Count every line that holds the string "text", then give that number alone.

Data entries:

^^^^

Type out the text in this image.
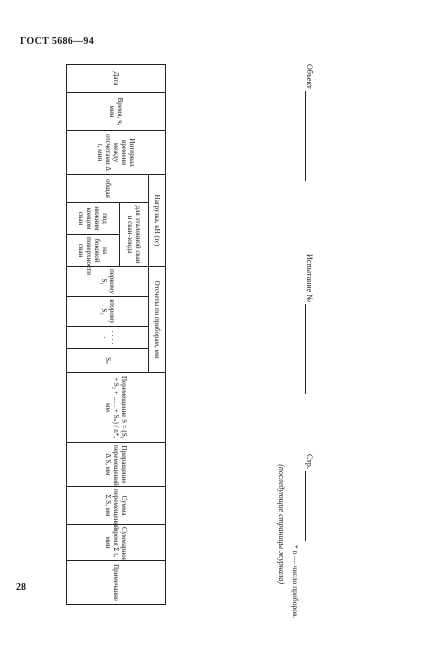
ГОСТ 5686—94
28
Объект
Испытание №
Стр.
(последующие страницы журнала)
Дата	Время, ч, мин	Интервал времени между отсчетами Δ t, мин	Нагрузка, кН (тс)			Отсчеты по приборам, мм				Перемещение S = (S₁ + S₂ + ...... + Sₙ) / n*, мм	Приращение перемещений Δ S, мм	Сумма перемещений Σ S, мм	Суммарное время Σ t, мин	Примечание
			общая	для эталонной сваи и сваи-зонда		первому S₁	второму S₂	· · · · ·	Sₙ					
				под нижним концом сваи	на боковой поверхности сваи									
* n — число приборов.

^^^^

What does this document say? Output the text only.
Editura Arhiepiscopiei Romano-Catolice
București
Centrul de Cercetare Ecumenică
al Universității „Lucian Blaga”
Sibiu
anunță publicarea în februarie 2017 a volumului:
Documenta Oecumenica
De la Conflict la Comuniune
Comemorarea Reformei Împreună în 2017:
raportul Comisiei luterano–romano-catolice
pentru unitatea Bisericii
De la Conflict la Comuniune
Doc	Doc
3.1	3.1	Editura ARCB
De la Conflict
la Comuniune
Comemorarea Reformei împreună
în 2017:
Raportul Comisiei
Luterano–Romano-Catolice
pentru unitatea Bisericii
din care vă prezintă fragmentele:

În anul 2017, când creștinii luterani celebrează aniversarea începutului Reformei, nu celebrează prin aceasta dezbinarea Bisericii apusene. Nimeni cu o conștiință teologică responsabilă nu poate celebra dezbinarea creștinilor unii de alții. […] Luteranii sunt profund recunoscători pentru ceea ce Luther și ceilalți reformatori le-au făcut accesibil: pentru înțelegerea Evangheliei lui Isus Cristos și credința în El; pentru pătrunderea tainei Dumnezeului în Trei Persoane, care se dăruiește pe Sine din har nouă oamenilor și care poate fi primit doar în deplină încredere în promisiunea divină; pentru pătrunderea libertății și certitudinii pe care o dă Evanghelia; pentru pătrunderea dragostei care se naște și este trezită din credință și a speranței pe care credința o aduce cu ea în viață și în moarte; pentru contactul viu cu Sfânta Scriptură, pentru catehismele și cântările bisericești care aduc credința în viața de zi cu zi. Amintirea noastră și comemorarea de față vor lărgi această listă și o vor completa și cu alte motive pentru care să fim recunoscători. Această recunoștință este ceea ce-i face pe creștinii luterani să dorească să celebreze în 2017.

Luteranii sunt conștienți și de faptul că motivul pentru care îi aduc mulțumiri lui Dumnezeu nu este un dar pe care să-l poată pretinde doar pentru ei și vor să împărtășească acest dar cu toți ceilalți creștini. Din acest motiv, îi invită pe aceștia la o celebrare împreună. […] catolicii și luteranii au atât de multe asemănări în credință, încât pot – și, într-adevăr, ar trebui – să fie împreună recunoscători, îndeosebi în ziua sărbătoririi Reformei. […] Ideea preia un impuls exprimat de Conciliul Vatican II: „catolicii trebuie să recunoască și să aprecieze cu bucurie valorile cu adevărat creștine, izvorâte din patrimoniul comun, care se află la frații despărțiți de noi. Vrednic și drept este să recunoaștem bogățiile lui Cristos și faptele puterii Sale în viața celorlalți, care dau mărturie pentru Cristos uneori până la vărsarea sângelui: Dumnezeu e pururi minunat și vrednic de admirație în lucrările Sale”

^^^^

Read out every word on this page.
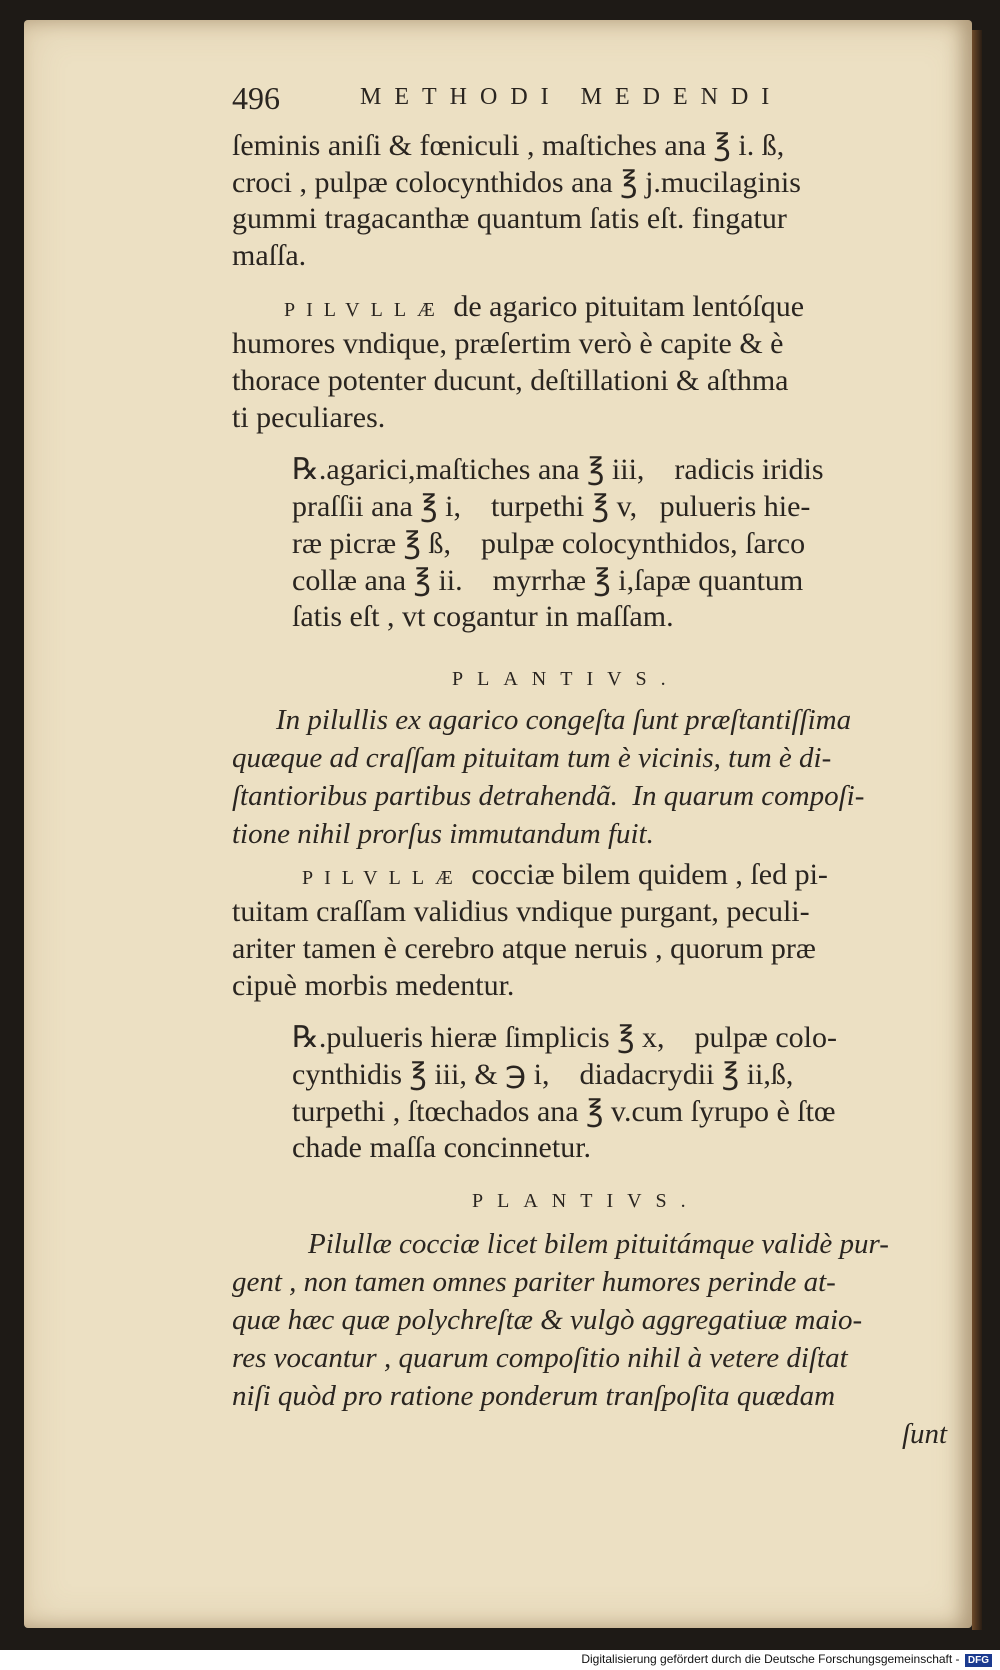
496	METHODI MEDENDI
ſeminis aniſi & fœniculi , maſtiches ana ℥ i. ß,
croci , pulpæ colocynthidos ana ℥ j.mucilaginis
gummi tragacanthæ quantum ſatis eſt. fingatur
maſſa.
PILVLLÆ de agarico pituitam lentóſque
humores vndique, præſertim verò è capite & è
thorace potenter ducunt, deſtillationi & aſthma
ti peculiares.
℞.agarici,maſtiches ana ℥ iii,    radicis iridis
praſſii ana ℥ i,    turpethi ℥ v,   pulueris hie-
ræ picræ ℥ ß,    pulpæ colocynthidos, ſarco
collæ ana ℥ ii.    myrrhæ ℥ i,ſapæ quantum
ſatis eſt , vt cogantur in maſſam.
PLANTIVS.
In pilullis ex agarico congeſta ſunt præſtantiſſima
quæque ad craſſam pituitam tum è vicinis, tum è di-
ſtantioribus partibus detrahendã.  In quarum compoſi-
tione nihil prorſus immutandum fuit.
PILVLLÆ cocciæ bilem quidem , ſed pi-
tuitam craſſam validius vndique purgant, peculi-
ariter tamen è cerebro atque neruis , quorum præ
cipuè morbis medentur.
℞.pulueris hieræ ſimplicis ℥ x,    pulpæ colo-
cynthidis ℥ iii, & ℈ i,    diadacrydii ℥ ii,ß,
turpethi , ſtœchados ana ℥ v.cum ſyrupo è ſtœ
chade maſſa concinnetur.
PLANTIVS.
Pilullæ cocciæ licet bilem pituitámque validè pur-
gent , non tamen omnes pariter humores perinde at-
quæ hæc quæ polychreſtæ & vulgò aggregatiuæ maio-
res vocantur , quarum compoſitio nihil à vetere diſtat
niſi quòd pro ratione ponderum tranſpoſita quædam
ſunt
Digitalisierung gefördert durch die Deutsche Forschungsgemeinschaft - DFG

^^^^

The response: 2